→ **Collected data**
------------------------------

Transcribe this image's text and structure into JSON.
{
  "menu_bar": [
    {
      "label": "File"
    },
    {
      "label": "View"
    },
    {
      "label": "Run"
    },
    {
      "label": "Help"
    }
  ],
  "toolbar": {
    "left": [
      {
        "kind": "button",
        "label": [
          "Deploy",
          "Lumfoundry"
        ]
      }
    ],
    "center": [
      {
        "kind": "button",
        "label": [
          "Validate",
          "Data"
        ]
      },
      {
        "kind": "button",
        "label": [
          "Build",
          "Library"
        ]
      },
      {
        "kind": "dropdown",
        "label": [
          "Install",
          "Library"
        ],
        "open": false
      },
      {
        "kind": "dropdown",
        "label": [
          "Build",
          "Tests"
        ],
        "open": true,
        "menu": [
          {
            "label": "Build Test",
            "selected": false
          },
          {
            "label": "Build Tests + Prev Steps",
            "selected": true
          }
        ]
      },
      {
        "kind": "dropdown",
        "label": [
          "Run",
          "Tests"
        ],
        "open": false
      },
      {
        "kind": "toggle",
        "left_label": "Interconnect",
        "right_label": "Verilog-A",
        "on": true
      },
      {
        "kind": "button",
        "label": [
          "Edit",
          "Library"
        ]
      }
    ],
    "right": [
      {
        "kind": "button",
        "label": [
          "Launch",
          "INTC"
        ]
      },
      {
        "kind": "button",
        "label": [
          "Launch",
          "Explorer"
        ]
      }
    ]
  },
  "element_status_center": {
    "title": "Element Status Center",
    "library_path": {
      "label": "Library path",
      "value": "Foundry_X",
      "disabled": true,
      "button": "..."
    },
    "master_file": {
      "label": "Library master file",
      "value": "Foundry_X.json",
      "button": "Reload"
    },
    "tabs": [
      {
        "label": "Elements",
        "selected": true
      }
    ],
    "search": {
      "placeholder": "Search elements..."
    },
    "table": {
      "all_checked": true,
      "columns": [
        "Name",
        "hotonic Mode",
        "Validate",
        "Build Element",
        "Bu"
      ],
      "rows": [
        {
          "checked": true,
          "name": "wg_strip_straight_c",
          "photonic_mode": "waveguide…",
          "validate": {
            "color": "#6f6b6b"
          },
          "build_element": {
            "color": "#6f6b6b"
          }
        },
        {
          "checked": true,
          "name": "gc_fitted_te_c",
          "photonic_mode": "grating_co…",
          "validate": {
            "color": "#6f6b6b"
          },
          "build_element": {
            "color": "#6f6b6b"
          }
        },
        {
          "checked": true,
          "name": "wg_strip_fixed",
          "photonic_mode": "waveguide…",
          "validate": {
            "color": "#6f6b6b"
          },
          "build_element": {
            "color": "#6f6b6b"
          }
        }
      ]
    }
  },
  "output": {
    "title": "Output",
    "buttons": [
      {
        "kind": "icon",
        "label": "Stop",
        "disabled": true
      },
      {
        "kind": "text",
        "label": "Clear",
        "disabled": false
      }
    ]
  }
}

------------------------------

Extract lines where the string "value" occurs.

→ **Task output**
      "value": "Foundry_X",
      "value": "Foundry_X.json",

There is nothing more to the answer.